Given task: Filter the records below for the word "Related". Copy each line that holds it.

Data for processing:

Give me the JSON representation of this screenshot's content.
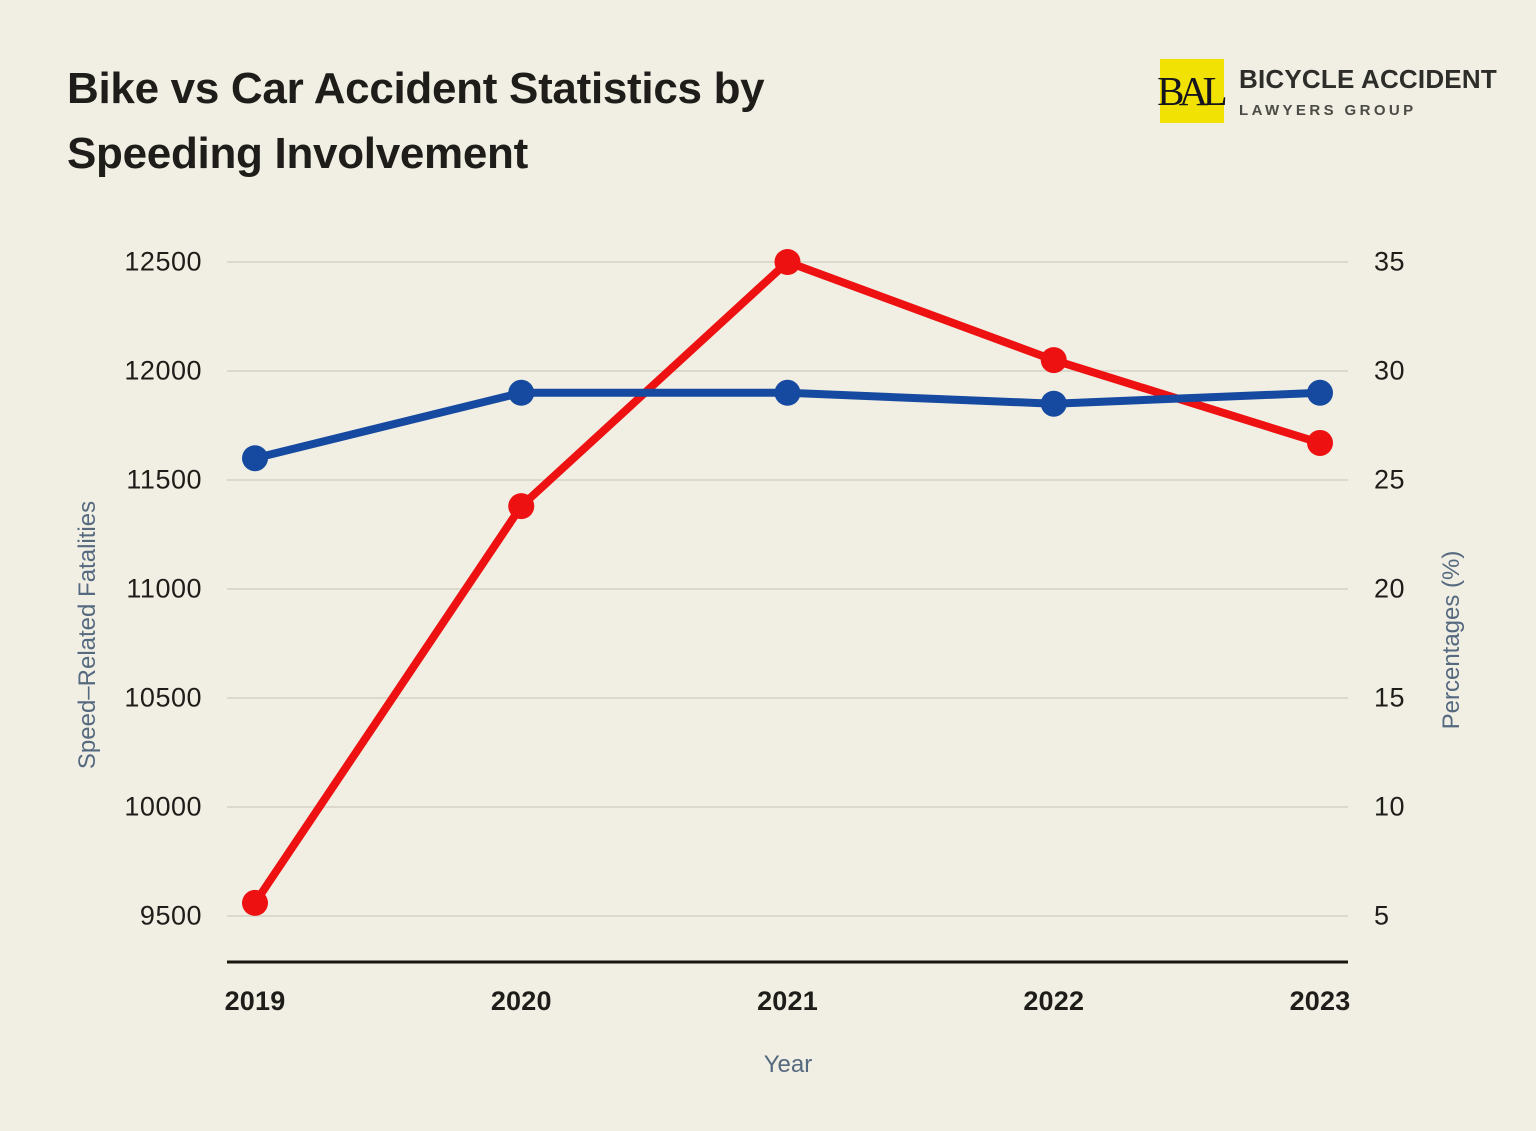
{
  "header": {
    "title_line1": "Bike vs Car Accident Statistics by",
    "title_line2": "Speeding Involvement"
  },
  "logo": {
    "monogram": "BAL",
    "name": "BICYCLE ACCIDENT",
    "tagline": "LAWYERS GROUP"
  },
  "theme": {
    "background": "#F1EFE4",
    "gridline": "#DBD9CC",
    "axis_line": "#18170F",
    "text": "#1E1D19",
    "axis_title_color": "#55697F",
    "series_red": "#EE1111",
    "series_blue": "#1649A0",
    "logo_yellow": "#F2E203"
  },
  "chart_data": {
    "type": "line",
    "x": [
      "2019",
      "2020",
      "2021",
      "2022",
      "2023"
    ],
    "xlabel": "Year",
    "grid": true,
    "legend": "none",
    "left_axis": {
      "label": "Speed–Related Fatalities",
      "range": [
        9500,
        12500
      ],
      "ticks": [
        12500,
        12000,
        11500,
        11000,
        10500,
        10000,
        9500
      ]
    },
    "right_axis": {
      "label": "Percentages (%)",
      "range": [
        5,
        35
      ],
      "ticks": [
        35,
        30,
        25,
        20,
        15,
        10,
        5
      ]
    },
    "series": [
      {
        "name": "Speed–Related Fatalities",
        "axis": "left",
        "color": "#EE1111",
        "marker": "circle",
        "values": [
          9560,
          11380,
          12500,
          12050,
          11670
        ]
      },
      {
        "name": "Percentages (%)",
        "axis": "right",
        "color": "#1649A0",
        "marker": "circle",
        "values": [
          26,
          29,
          29,
          28.5,
          29
        ]
      }
    ]
  }
}
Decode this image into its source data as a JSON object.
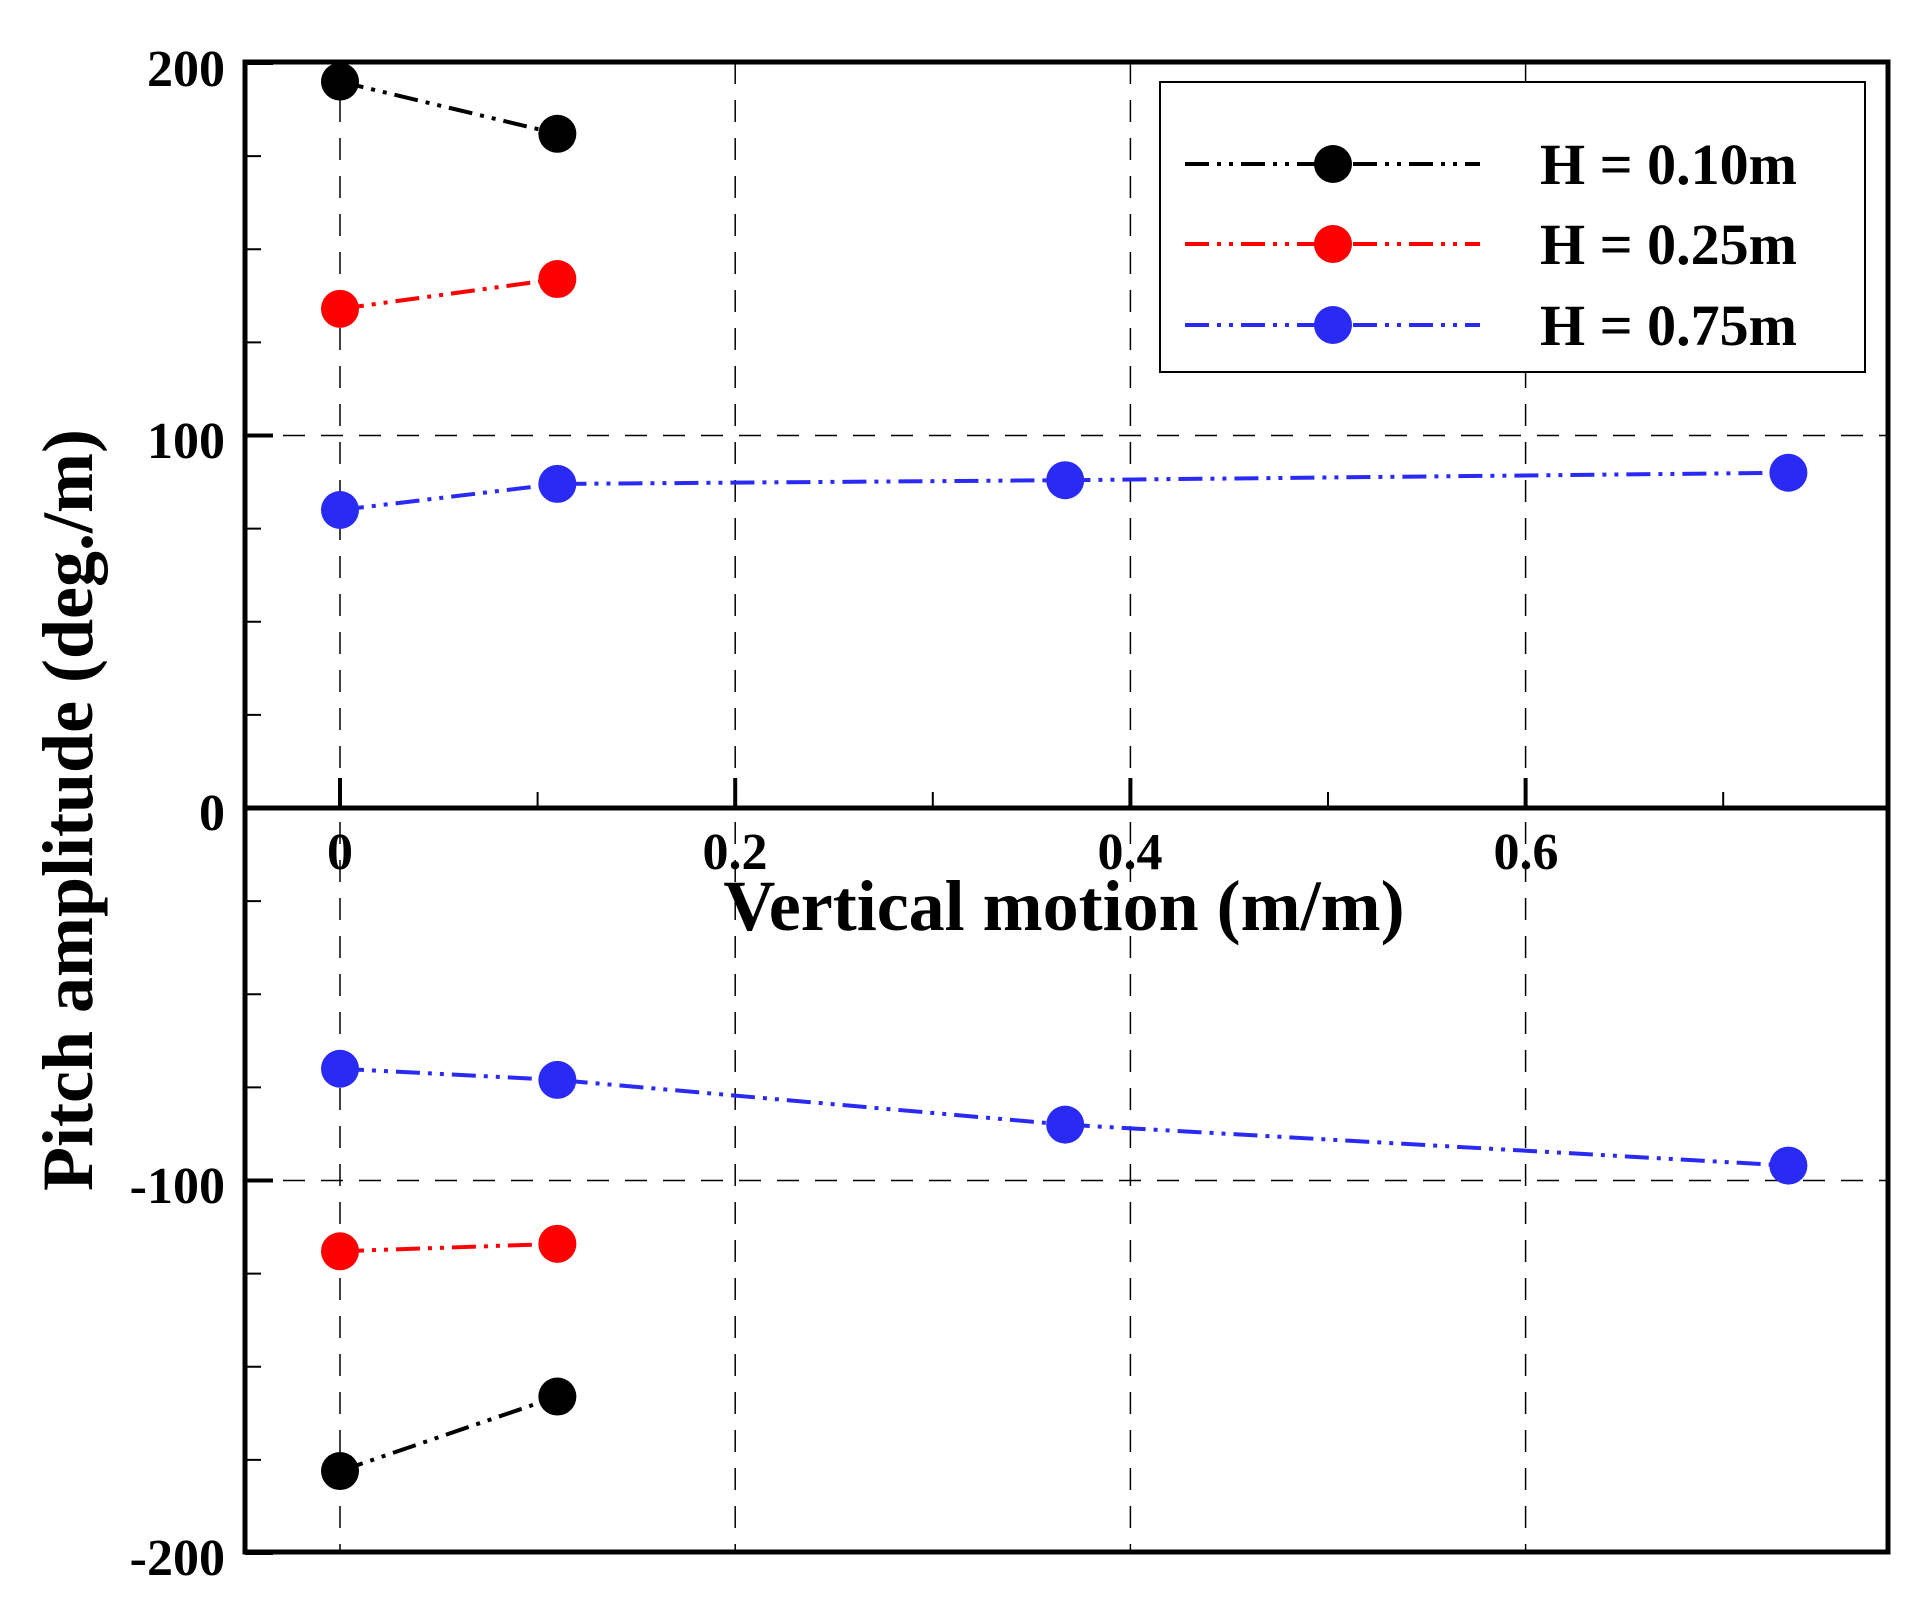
{
  "chart_data": {
    "type": "line",
    "title": "",
    "xlabel": "Vertical motion (m/m)",
    "ylabel": "Pitch amplitude (deg./m)",
    "xlim": [
      -0.05,
      0.78
    ],
    "ylim": [
      -200,
      200
    ],
    "x_ticks": [
      0,
      0.2,
      0.4,
      0.6
    ],
    "x_tick_labels": [
      "0",
      "0.2",
      "0.4",
      "0.6"
    ],
    "y_ticks": [
      200,
      100,
      0,
      -100,
      -200
    ],
    "y_tick_labels": [
      "200",
      "100",
      "0",
      "-100",
      "-200"
    ],
    "grid": true,
    "legend_position": "top-right",
    "series": [
      {
        "name": "H = 0.10m",
        "color": "#000000",
        "upper": [
          {
            "x": 0,
            "y": 195
          },
          {
            "x": 0.11,
            "y": 181
          }
        ],
        "lower": [
          {
            "x": 0,
            "y": -178
          },
          {
            "x": 0.11,
            "y": -158
          }
        ]
      },
      {
        "name": "H = 0.25m",
        "color": "#ff0000",
        "upper": [
          {
            "x": 0,
            "y": 134
          },
          {
            "x": 0.11,
            "y": 142
          }
        ],
        "lower": [
          {
            "x": 0,
            "y": -119
          },
          {
            "x": 0.11,
            "y": -117
          }
        ]
      },
      {
        "name": "H = 0.75m",
        "color": "#2a2af5",
        "upper": [
          {
            "x": 0,
            "y": 80
          },
          {
            "x": 0.11,
            "y": 87
          },
          {
            "x": 0.367,
            "y": 88
          },
          {
            "x": 0.733,
            "y": 90
          }
        ],
        "lower": [
          {
            "x": 0,
            "y": -70
          },
          {
            "x": 0.11,
            "y": -73
          },
          {
            "x": 0.367,
            "y": -85
          },
          {
            "x": 0.733,
            "y": -96
          }
        ]
      }
    ]
  }
}
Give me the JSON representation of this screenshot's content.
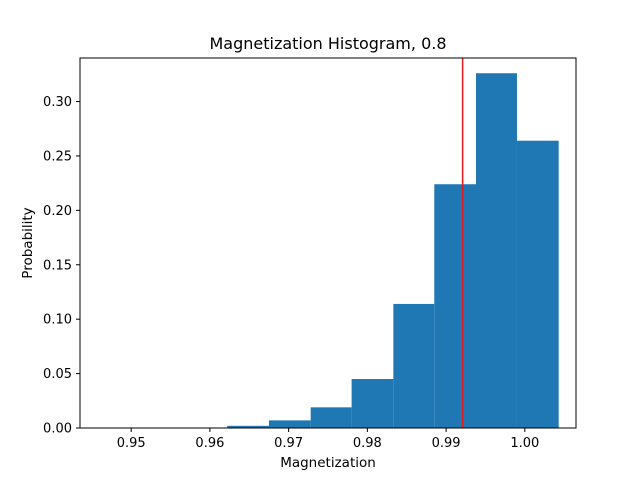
{
  "chart_data": {
    "type": "bar",
    "title": "Magnetization Histogram, 0.8",
    "xlabel": "Magnetization",
    "ylabel": "Probability",
    "xlim": [
      0.9435,
      1.0065
    ],
    "ylim": [
      0,
      0.34
    ],
    "x_ticks": [
      0.95,
      0.96,
      0.97,
      0.98,
      0.99,
      1.0
    ],
    "x_tick_labels": [
      "0.95",
      "0.96",
      "0.97",
      "0.98",
      "0.99",
      "1.00"
    ],
    "y_ticks": [
      0.0,
      0.05,
      0.1,
      0.15,
      0.2,
      0.25,
      0.3
    ],
    "y_tick_labels": [
      "0.00",
      "0.05",
      "0.10",
      "0.15",
      "0.20",
      "0.25",
      "0.30"
    ],
    "bins": [
      {
        "x0": 0.9465,
        "x1": 0.9517,
        "value": 0.0
      },
      {
        "x0": 0.9517,
        "x1": 0.957,
        "value": 0.0
      },
      {
        "x0": 0.957,
        "x1": 0.9622,
        "value": 0.0003
      },
      {
        "x0": 0.9622,
        "x1": 0.9675,
        "value": 0.002
      },
      {
        "x0": 0.9675,
        "x1": 0.9728,
        "value": 0.007
      },
      {
        "x0": 0.9728,
        "x1": 0.978,
        "value": 0.019
      },
      {
        "x0": 0.978,
        "x1": 0.9833,
        "value": 0.045
      },
      {
        "x0": 0.9833,
        "x1": 0.9885,
        "value": 0.114
      },
      {
        "x0": 0.9885,
        "x1": 0.9938,
        "value": 0.224
      },
      {
        "x0": 0.9938,
        "x1": 0.999,
        "value": 0.326
      },
      {
        "x0": 0.999,
        "x1": 1.0043,
        "value": 0.264
      }
    ],
    "bar_color": "#1f77b4",
    "vline": {
      "x": 0.9921,
      "color": "#e41a1c"
    },
    "grid": false,
    "legend": "none"
  }
}
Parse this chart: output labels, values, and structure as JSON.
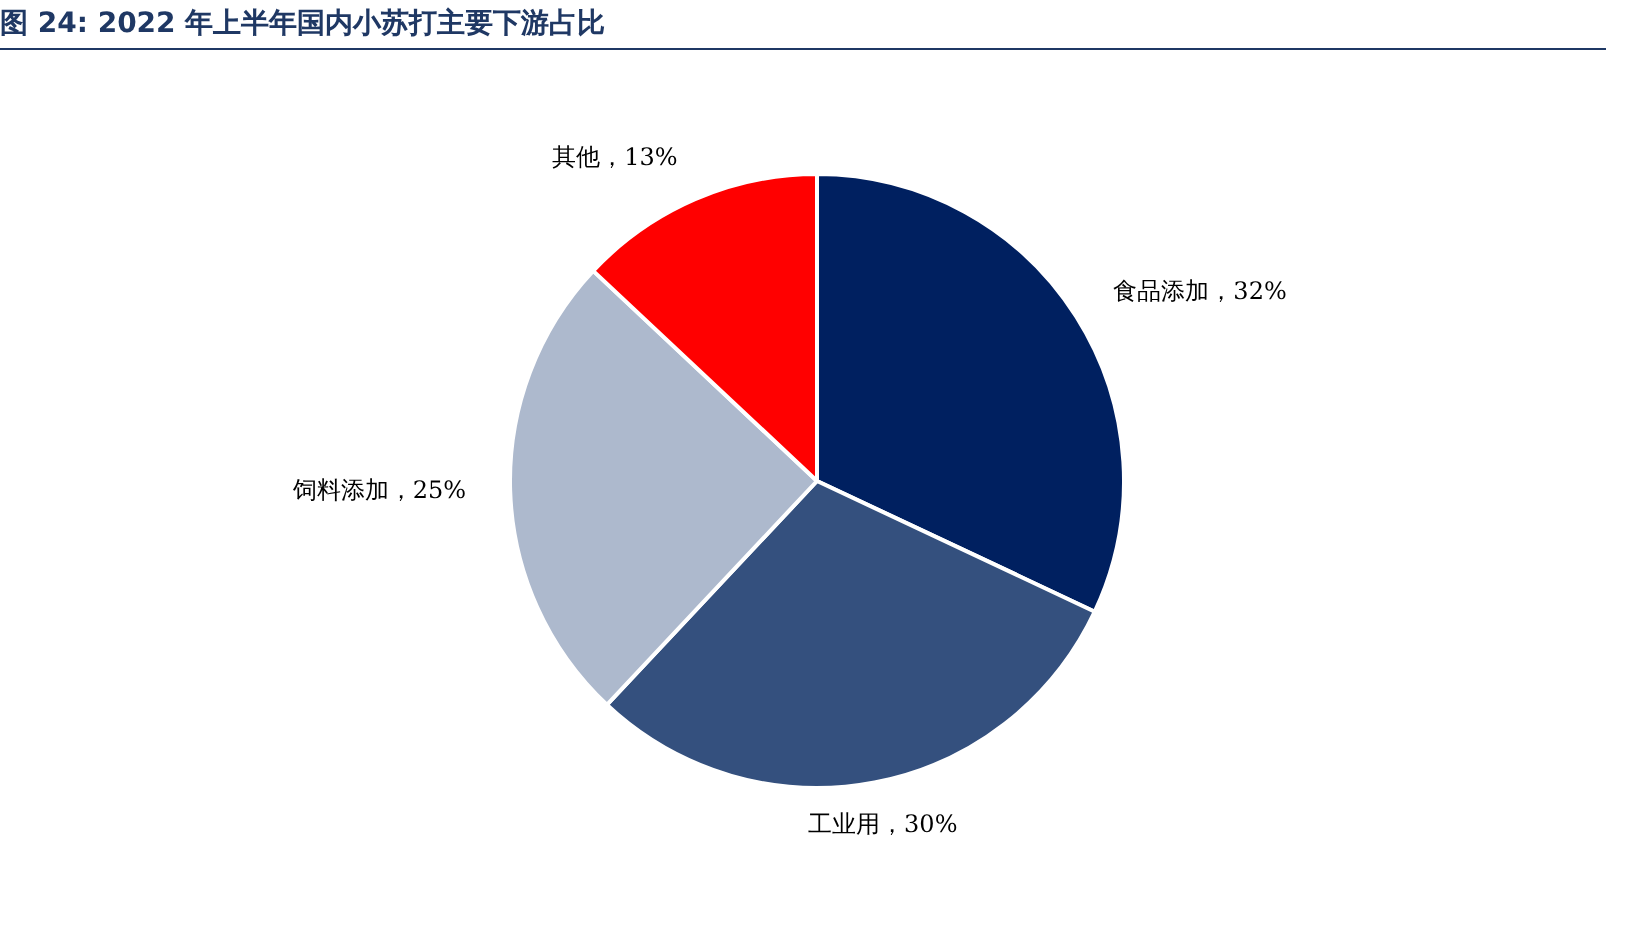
{
  "chart_data": {
    "type": "pie",
    "title": "图 24:  2022 年上半年国内小苏打主要下游占比",
    "categories": [
      "食品添加",
      "工业用",
      "饲料添加",
      "其他"
    ],
    "values": [
      32,
      30,
      25,
      13
    ],
    "colors": [
      "#002060",
      "#34507e",
      "#adb9cd",
      "#ff0000"
    ],
    "value_labels": [
      "，32%",
      "，30%",
      "，25%",
      "，13%"
    ],
    "legend": false
  }
}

In response:
      "label": "Speed–Related Fatalities",
        "name": "Speed–Related Fatalities",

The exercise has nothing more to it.